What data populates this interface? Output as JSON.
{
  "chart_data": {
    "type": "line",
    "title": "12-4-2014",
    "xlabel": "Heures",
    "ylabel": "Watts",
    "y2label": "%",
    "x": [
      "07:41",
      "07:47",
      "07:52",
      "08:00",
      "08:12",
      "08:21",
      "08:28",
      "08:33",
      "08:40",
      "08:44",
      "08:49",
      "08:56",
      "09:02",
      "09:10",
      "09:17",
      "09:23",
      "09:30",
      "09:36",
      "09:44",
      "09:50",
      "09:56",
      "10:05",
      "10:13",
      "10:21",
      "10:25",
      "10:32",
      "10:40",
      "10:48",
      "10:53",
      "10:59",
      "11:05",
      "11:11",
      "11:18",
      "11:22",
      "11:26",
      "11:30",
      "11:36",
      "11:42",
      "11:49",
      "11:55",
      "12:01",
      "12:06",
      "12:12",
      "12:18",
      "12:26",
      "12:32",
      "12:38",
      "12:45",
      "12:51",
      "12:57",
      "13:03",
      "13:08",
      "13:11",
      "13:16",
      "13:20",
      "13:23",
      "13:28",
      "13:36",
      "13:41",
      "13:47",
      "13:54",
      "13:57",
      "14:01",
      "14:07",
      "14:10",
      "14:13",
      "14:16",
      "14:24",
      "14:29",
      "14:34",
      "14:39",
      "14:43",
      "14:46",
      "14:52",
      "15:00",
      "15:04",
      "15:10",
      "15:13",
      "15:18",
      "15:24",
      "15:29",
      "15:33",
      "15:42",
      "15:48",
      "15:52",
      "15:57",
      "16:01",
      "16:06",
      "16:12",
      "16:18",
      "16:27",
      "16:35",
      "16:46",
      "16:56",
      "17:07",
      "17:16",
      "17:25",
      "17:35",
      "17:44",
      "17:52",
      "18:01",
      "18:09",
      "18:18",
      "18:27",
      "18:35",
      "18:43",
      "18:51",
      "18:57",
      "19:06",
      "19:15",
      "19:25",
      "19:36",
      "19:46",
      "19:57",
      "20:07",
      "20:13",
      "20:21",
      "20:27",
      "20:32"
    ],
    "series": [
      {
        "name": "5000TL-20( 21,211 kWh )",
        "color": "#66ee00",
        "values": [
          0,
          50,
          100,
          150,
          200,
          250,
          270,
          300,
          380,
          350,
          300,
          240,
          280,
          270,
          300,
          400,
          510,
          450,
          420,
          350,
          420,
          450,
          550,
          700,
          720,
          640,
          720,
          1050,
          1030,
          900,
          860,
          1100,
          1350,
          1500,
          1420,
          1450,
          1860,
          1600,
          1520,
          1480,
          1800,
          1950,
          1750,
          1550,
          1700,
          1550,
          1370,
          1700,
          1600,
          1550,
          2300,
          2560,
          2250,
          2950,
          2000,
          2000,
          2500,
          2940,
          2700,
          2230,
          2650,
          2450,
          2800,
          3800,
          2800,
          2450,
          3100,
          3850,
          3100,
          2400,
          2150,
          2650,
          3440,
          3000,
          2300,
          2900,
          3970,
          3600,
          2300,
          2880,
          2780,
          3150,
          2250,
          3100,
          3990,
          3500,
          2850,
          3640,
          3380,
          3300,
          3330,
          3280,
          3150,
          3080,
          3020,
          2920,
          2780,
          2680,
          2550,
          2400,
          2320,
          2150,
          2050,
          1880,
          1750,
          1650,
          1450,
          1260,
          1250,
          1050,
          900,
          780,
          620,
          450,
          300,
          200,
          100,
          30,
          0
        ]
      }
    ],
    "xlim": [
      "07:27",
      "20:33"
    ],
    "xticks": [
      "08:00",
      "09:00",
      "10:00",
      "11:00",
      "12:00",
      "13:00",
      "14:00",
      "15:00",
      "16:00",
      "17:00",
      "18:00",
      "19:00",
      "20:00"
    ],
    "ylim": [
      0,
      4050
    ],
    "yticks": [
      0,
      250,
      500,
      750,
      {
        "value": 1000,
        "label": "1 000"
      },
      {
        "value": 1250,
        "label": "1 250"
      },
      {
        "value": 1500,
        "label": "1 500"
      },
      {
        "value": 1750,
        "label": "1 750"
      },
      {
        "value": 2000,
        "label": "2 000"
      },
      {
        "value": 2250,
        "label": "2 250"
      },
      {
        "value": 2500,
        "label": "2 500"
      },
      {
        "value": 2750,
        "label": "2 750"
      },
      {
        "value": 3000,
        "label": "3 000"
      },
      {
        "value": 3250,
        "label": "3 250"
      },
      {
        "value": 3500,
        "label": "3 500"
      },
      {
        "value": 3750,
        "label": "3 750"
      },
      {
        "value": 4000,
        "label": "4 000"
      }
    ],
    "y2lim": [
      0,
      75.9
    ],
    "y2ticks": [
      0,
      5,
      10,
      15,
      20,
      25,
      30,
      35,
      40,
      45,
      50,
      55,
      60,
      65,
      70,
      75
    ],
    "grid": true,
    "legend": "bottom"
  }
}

+++

- Prompt:
Make an exact copy of all the data.

- Task output:
What data populates this interface? Output as JSON.
{
  "chart_data": {
    "type": "line",
    "title": "12-4-2014",
    "xlabel": "Heures",
    "ylabel": "Watts",
    "y2label": "%",
    "x": [
      "07:41",
      "07:47",
      "07:52",
      "08:00",
      "08:12",
      "08:21",
      "08:28",
      "08:33",
      "08:40",
      "08:44",
      "08:49",
      "08:56",
      "09:02",
      "09:10",
      "09:17",
      "09:23",
      "09:30",
      "09:36",
      "09:44",
      "09:50",
      "09:56",
      "10:05",
      "10:13",
      "10:21",
      "10:25",
      "10:32",
      "10:40",
      "10:48",
      "10:53",
      "10:59",
      "11:05",
      "11:11",
      "11:18",
      "11:22",
      "11:26",
      "11:30",
      "11:36",
      "11:42",
      "11:49",
      "11:55",
      "12:01",
      "12:06",
      "12:12",
      "12:18",
      "12:26",
      "12:32",
      "12:38",
      "12:45",
      "12:51",
      "12:57",
      "13:03",
      "13:08",
      "13:11",
      "13:16",
      "13:20",
      "13:23",
      "13:28",
      "13:36",
      "13:41",
      "13:47",
      "13:54",
      "13:57",
      "14:01",
      "14:07",
      "14:10",
      "14:13",
      "14:16",
      "14:24",
      "14:29",
      "14:34",
      "14:39",
      "14:43",
      "14:46",
      "14:52",
      "15:00",
      "15:04",
      "15:10",
      "15:13",
      "15:18",
      "15:24",
      "15:29",
      "15:33",
      "15:42",
      "15:48",
      "15:52",
      "15:57",
      "16:01",
      "16:06",
      "16:12",
      "16:18",
      "16:27",
      "16:35",
      "16:46",
      "16:56",
      "17:07",
      "17:16",
      "17:25",
      "17:35",
      "17:44",
      "17:52",
      "18:01",
      "18:09",
      "18:18",
      "18:27",
      "18:35",
      "18:43",
      "18:51",
      "18:57",
      "19:06",
      "19:15",
      "19:25",
      "19:36",
      "19:46",
      "19:57",
      "20:07",
      "20:13",
      "20:21",
      "20:27",
      "20:32"
    ],
    "series": [
      {
        "name": "5000TL-20( 21,211 kWh )",
        "color": "#66ee00",
        "values": [
          0,
          50,
          100,
          150,
          200,
          250,
          270,
          300,
          380,
          350,
          300,
          240,
          280,
          270,
          300,
          400,
          510,
          450,
          420,
          350,
          420,
          450,
          550,
          700,
          720,
          640,
          720,
          1050,
          1030,
          900,
          860,
          1100,
          1350,
          1500,
          1420,
          1450,
          1860,
          1600,
          1520,
          1480,
          1800,
          1950,
          1750,
          1550,
          1700,
          1550,
          1370,
          1700,
          1600,
          1550,
          2300,
          2560,
          2250,
          2950,
          2000,
          2000,
          2500,
          2940,
          2700,
          2230,
          2650,
          2450,
          2800,
          3800,
          2800,
          2450,
          3100,
          3850,
          3100,
          2400,
          2150,
          2650,
          3440,
          3000,
          2300,
          2900,
          3970,
          3600,
          2300,
          2880,
          2780,
          3150,
          2250,
          3100,
          3990,
          3500,
          2850,
          3640,
          3380,
          3300,
          3330,
          3280,
          3150,
          3080,
          3020,
          2920,
          2780,
          2680,
          2550,
          2400,
          2320,
          2150,
          2050,
          1880,
          1750,
          1650,
          1450,
          1260,
          1250,
          1050,
          900,
          780,
          620,
          450,
          300,
          200,
          100,
          30,
          0
        ]
      }
    ],
    "xlim": [
      "07:27",
      "20:33"
    ],
    "xticks": [
      "08:00",
      "09:00",
      "10:00",
      "11:00",
      "12:00",
      "13:00",
      "14:00",
      "15:00",
      "16:00",
      "17:00",
      "18:00",
      "19:00",
      "20:00"
    ],
    "ylim": [
      0,
      4050
    ],
    "yticks": [
      0,
      250,
      500,
      750,
      {
        "value": 1000,
        "label": "1 000"
      },
      {
        "value": 1250,
        "label": "1 250"
      },
      {
        "value": 1500,
        "label": "1 500"
      },
      {
        "value": 1750,
        "label": "1 750"
      },
      {
        "value": 2000,
        "label": "2 000"
      },
      {
        "value": 2250,
        "label": "2 250"
      },
      {
        "value": 2500,
        "label": "2 500"
      },
      {
        "value": 2750,
        "label": "2 750"
      },
      {
        "value": 3000,
        "label": "3 000"
      },
      {
        "value": 3250,
        "label": "3 250"
      },
      {
        "value": 3500,
        "label": "3 500"
      },
      {
        "value": 3750,
        "label": "3 750"
      },
      {
        "value": 4000,
        "label": "4 000"
      }
    ],
    "y2lim": [
      0,
      75.9
    ],
    "y2ticks": [
      0,
      5,
      10,
      15,
      20,
      25,
      30,
      35,
      40,
      45,
      50,
      55,
      60,
      65,
      70,
      75
    ],
    "grid": true,
    "legend": "bottom"
  }
}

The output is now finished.